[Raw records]
|---|
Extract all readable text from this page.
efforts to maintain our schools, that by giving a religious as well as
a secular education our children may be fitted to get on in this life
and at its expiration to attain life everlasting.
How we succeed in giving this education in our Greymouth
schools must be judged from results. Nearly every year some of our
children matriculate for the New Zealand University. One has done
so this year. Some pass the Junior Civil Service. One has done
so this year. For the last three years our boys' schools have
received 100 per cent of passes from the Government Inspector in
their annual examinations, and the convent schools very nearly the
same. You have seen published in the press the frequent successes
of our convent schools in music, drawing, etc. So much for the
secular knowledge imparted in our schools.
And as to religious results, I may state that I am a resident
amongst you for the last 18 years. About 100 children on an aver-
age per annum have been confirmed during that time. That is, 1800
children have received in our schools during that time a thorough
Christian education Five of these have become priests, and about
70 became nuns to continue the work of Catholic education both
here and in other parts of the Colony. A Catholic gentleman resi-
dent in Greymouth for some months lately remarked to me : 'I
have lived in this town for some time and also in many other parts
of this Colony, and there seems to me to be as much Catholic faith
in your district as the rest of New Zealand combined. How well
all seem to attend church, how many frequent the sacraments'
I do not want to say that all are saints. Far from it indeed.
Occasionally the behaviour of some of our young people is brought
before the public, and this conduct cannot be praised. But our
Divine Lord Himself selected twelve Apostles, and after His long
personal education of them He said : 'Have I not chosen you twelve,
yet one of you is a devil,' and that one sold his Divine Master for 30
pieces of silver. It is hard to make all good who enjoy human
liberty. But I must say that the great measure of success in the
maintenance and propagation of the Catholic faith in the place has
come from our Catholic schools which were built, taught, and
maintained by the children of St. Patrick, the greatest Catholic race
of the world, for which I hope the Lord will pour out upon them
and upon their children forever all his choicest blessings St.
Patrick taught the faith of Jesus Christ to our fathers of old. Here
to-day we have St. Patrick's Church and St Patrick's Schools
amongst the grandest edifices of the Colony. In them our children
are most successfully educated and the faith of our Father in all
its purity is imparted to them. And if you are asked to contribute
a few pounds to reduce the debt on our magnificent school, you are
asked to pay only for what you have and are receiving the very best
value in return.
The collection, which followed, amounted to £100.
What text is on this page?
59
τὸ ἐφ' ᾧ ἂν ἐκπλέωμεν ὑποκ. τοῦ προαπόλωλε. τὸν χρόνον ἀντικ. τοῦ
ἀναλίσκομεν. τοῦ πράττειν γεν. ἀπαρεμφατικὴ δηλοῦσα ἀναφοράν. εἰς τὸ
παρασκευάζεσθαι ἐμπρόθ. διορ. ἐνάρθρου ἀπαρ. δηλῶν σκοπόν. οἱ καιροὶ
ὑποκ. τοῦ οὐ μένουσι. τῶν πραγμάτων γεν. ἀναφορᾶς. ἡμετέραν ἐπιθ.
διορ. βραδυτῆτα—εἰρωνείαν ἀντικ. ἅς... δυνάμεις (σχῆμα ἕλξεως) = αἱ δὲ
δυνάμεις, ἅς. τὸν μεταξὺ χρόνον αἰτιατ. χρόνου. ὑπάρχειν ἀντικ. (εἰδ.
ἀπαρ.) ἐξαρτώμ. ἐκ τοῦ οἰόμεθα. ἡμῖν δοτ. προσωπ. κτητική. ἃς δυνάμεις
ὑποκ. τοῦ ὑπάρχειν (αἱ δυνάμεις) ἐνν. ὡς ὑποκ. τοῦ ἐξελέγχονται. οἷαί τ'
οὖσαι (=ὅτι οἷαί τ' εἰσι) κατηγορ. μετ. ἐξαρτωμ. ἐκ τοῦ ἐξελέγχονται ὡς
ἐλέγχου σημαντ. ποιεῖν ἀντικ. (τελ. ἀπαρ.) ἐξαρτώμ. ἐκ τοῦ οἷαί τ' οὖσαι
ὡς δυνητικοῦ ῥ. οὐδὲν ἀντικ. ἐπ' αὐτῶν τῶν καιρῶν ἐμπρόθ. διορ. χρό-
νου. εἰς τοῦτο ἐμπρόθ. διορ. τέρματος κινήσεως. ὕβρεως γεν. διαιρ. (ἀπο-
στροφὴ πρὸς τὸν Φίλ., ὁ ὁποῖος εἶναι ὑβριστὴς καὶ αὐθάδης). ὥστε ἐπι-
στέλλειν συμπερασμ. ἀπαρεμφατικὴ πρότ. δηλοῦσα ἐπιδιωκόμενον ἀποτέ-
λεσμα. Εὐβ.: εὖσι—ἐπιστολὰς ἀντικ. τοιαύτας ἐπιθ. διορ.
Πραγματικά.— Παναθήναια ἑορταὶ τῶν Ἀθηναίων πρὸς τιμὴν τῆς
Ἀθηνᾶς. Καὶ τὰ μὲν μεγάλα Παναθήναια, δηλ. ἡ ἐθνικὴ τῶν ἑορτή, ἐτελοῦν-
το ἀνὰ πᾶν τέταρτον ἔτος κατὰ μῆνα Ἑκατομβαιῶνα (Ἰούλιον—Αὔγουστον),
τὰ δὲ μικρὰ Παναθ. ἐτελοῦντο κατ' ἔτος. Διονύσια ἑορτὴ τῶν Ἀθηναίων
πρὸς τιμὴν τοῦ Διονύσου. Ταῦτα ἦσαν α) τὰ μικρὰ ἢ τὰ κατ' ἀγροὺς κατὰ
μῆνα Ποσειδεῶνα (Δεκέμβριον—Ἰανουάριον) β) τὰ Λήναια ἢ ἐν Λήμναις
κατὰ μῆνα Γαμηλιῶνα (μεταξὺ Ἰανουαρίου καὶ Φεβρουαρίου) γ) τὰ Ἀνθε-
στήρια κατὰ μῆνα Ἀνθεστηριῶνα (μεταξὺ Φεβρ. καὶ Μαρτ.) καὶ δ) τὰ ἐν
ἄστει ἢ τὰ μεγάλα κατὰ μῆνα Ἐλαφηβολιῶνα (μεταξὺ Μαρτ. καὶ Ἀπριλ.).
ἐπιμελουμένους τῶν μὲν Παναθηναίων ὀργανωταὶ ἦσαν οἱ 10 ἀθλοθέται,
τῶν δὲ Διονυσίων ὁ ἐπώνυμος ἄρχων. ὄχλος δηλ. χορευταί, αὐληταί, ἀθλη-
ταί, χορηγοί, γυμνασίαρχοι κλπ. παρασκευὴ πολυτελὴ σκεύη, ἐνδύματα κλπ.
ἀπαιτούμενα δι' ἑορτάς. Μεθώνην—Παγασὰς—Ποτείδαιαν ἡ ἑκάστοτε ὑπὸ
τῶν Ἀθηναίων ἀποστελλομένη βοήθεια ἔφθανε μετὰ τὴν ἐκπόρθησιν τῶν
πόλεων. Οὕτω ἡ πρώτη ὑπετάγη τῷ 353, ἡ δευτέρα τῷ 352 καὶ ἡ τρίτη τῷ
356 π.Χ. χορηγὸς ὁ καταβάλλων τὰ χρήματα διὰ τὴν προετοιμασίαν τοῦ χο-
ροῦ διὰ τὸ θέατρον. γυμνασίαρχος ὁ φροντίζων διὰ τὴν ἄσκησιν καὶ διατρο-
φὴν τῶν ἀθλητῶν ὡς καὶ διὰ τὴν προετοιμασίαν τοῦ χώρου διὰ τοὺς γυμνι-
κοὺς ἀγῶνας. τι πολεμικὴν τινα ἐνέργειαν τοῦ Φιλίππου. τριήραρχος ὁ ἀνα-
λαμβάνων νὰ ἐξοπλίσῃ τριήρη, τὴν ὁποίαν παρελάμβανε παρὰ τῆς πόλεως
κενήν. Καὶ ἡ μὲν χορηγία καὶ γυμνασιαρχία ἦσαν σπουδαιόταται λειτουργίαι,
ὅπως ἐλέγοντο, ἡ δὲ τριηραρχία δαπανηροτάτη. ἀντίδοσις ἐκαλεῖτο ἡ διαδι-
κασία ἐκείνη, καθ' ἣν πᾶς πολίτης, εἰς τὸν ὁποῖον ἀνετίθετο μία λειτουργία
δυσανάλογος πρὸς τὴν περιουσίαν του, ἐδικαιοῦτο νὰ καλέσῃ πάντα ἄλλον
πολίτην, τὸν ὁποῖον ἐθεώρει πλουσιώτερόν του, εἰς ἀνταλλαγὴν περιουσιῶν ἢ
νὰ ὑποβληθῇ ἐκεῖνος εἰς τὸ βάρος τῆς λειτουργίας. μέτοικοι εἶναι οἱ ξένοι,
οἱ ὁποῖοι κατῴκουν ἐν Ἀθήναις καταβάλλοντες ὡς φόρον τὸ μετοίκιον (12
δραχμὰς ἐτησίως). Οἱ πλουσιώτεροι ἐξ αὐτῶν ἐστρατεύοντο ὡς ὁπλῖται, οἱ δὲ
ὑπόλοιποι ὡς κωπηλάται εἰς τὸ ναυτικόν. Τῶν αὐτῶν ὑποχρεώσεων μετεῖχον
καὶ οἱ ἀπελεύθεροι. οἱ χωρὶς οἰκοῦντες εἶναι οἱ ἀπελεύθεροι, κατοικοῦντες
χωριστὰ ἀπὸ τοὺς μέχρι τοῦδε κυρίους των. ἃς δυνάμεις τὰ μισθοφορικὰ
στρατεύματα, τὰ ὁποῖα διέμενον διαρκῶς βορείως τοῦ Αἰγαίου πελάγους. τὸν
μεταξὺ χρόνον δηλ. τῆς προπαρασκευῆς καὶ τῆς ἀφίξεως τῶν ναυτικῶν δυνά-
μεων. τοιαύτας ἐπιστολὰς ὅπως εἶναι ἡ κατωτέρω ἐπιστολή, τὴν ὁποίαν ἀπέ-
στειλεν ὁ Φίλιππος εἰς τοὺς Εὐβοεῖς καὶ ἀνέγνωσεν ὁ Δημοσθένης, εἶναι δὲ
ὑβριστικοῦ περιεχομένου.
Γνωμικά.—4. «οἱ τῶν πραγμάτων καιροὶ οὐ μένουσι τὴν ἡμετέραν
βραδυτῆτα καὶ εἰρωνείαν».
|---|
• DO THIS: Gather all the lines that include the word "must" and copy them out.

• FINISHED ANSWER:
schools must be judged from results. Nearly every year some of our
liberty. But I must say that the great measure of success in the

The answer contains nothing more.